* **Written instruction**: Find each line with the string "title" and report it.

──────── Material for this task ────────

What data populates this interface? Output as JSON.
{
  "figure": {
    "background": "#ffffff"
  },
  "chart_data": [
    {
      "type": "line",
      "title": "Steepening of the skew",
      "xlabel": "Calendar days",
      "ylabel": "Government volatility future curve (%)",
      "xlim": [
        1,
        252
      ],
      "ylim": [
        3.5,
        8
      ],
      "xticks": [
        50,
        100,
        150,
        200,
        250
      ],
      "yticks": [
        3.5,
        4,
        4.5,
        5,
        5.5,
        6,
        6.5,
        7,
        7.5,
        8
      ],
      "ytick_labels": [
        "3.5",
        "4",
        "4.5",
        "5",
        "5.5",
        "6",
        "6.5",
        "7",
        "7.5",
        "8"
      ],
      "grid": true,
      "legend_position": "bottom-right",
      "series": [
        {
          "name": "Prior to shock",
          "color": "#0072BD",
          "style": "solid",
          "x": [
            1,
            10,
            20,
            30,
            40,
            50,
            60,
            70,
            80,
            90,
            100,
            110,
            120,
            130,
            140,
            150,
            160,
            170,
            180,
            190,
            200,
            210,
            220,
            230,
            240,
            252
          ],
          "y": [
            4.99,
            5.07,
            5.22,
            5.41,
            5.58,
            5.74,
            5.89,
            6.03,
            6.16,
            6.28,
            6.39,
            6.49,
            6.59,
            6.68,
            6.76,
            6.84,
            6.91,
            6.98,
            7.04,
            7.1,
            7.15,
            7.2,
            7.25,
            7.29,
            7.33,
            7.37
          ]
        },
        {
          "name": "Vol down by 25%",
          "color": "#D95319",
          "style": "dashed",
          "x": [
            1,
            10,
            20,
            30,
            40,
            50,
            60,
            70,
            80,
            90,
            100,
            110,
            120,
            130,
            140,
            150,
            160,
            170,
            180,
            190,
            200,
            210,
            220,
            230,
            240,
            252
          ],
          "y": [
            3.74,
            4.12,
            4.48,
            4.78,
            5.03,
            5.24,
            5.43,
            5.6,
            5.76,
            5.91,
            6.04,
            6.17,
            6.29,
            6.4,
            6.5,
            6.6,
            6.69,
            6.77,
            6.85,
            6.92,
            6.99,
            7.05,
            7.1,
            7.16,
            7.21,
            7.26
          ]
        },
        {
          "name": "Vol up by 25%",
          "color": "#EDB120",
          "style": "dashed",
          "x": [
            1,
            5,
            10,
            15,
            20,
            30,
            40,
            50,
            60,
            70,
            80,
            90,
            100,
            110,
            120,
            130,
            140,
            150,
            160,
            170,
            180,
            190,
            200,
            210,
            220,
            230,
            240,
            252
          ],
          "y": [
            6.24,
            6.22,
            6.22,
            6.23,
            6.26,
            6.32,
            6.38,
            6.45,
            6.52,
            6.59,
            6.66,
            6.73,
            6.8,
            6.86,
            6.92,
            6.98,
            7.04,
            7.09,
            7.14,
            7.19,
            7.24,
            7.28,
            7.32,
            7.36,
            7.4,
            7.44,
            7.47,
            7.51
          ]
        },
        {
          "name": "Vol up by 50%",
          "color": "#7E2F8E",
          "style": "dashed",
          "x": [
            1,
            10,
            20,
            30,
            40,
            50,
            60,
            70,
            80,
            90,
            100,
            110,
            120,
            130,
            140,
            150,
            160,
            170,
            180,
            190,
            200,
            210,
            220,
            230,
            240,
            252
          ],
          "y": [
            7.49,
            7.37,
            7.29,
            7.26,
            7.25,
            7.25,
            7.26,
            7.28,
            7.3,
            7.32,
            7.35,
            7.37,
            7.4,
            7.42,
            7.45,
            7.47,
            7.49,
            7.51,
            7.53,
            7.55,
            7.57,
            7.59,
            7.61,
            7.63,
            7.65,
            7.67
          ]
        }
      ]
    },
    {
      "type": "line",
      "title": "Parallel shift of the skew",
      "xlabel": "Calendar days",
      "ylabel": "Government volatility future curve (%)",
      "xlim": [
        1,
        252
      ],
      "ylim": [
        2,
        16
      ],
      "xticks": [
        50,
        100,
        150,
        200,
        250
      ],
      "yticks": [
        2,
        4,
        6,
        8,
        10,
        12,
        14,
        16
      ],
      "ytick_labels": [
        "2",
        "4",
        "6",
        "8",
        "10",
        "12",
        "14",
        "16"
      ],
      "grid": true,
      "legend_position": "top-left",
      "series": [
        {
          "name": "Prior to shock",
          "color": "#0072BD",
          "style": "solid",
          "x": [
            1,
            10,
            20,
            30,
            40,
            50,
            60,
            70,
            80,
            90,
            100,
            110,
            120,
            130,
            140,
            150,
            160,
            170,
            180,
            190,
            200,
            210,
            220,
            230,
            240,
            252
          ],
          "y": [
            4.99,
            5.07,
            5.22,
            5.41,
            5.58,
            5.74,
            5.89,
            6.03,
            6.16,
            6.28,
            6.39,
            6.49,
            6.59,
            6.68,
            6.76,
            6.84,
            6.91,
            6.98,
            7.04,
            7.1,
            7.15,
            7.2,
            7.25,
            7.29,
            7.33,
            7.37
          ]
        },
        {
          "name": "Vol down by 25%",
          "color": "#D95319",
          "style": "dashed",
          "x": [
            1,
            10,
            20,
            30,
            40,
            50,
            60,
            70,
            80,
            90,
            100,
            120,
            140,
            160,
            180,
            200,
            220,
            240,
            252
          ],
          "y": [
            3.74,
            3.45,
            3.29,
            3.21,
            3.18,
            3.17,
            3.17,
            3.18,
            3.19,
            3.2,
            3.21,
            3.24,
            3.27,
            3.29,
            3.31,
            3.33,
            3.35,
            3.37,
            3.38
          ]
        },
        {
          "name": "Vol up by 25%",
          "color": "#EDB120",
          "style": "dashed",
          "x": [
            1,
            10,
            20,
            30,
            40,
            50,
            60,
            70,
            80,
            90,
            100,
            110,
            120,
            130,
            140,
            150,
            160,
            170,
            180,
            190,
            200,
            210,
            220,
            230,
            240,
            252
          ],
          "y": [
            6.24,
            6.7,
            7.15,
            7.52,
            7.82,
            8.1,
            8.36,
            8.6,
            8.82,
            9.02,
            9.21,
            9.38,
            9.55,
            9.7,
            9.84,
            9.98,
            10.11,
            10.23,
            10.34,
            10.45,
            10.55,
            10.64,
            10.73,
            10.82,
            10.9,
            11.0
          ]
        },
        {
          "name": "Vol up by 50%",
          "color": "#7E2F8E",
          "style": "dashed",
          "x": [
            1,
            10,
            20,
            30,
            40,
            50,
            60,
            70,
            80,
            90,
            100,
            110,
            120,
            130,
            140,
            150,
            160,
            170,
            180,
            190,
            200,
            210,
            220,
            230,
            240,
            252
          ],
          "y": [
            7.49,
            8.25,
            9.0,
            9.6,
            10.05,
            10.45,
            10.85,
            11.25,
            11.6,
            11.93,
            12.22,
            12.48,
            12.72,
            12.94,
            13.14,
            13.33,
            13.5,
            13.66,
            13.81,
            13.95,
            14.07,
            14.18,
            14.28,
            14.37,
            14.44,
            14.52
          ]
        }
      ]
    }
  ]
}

────────

* **Result below**:
      "title": "Steepening of the skew",
      "title": "Parallel shift of the skew",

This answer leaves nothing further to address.